= RECORDS FOR THE TASK =
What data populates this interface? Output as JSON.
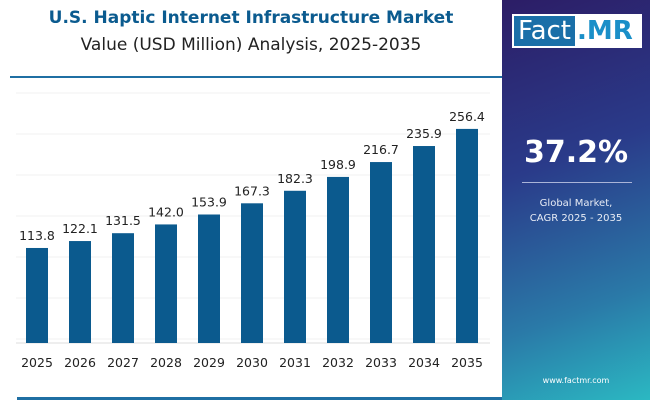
{
  "chart_data": {
    "type": "bar",
    "title": "U.S. Haptic Internet Infrastructure Market",
    "subtitle": "Value (USD Million) Analysis, 2025-2035",
    "categories": [
      "2025",
      "2026",
      "2027",
      "2028",
      "2029",
      "2030",
      "2031",
      "2032",
      "2033",
      "2034",
      "2035"
    ],
    "values": [
      113.8,
      122.1,
      131.5,
      142.0,
      153.9,
      167.3,
      182.3,
      198.9,
      216.7,
      235.9,
      256.4
    ],
    "value_labels": [
      "113.8",
      "122.1",
      "131.5",
      "142.0",
      "153.9",
      "167.3",
      "182.3",
      "198.9",
      "216.7",
      "235.9",
      "256.4"
    ],
    "ylim": [
      0,
      300
    ],
    "grid": true,
    "bar_color": "#0b5a8e"
  },
  "panel": {
    "logo_fact": "Fact",
    "logo_mr": ".MR",
    "cagr": "37.2%",
    "label_line1": "Global Market,",
    "label_line2": "CAGR 2025 - 2035",
    "url": "www.factmr.com"
  }
}
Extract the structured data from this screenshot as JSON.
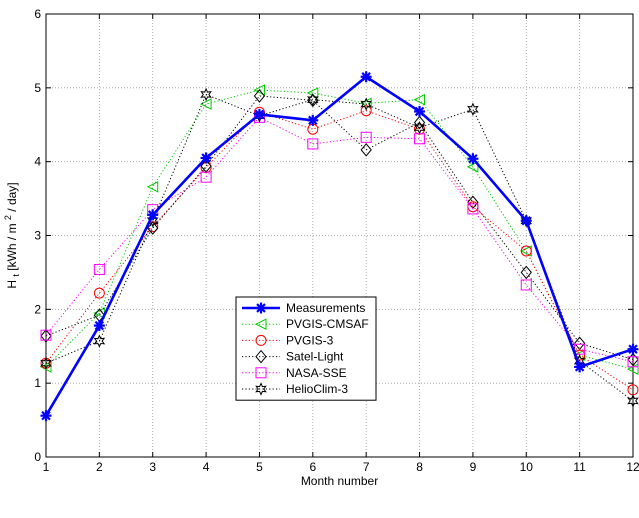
{
  "chart_data": {
    "type": "line",
    "title": "",
    "xlabel": "Month number",
    "ylabel": {
      "prefix": "H",
      "sub": "t",
      "middle": " [kWh / m",
      "sup": "2",
      "suffix": " / day]"
    },
    "xlim": [
      1,
      12
    ],
    "ylim": [
      0,
      6
    ],
    "xticks": [
      1,
      2,
      3,
      4,
      5,
      6,
      7,
      8,
      9,
      10,
      11,
      12
    ],
    "yticks": [
      0,
      1,
      2,
      3,
      4,
      5,
      6
    ],
    "grid": true,
    "legend_position": "lower-center",
    "x": [
      1,
      2,
      3,
      4,
      5,
      6,
      7,
      8,
      9,
      10,
      11,
      12
    ],
    "series": [
      {
        "name": "Measurements",
        "color": "#0000ff",
        "line": "solid",
        "marker": "asterisk",
        "values": [
          0.56,
          1.78,
          3.28,
          4.05,
          4.64,
          4.56,
          5.15,
          4.68,
          4.04,
          3.2,
          1.22,
          1.46
        ]
      },
      {
        "name": "PVGIS-CMSAF",
        "color": "#00cc00",
        "line": "dotted",
        "marker": "triangle-left",
        "values": [
          1.22,
          1.95,
          3.66,
          4.78,
          4.97,
          4.93,
          4.79,
          4.84,
          3.93,
          2.79,
          1.38,
          1.19
        ]
      },
      {
        "name": "PVGIS-3",
        "color": "#ff0000",
        "line": "dotted",
        "marker": "circle",
        "values": [
          1.27,
          2.22,
          3.12,
          3.92,
          4.67,
          4.44,
          4.69,
          4.44,
          3.39,
          2.79,
          1.38,
          0.91
        ]
      },
      {
        "name": "Satel-Light",
        "color": "#000000",
        "line": "dotted",
        "marker": "diamond",
        "values": [
          1.64,
          1.92,
          3.1,
          3.94,
          4.89,
          4.83,
          4.16,
          4.53,
          3.45,
          2.5,
          1.54,
          1.32
        ]
      },
      {
        "name": "NASA-SSE",
        "color": "#ff00ff",
        "line": "dotted",
        "marker": "square",
        "values": [
          1.65,
          2.54,
          3.35,
          3.79,
          4.6,
          4.24,
          4.33,
          4.31,
          3.36,
          2.33,
          1.46,
          1.29
        ]
      },
      {
        "name": "HelioClim-3",
        "color": "#000000",
        "line": "dotted",
        "marker": "hexagram",
        "values": [
          1.27,
          1.57,
          3.2,
          4.91,
          4.62,
          4.84,
          4.78,
          4.46,
          4.71,
          3.2,
          1.3,
          0.76
        ]
      }
    ]
  }
}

= SHORT PROBLEM =
Report every line in the data above in which the word "marker" appears.

= ANSWER TO THIS PROBLEM =
        "marker": "asterisk",
        "marker": "triangle-left",
        "marker": "circle",
        "marker": "diamond",
        "marker": "square",
        "marker": "hexagram",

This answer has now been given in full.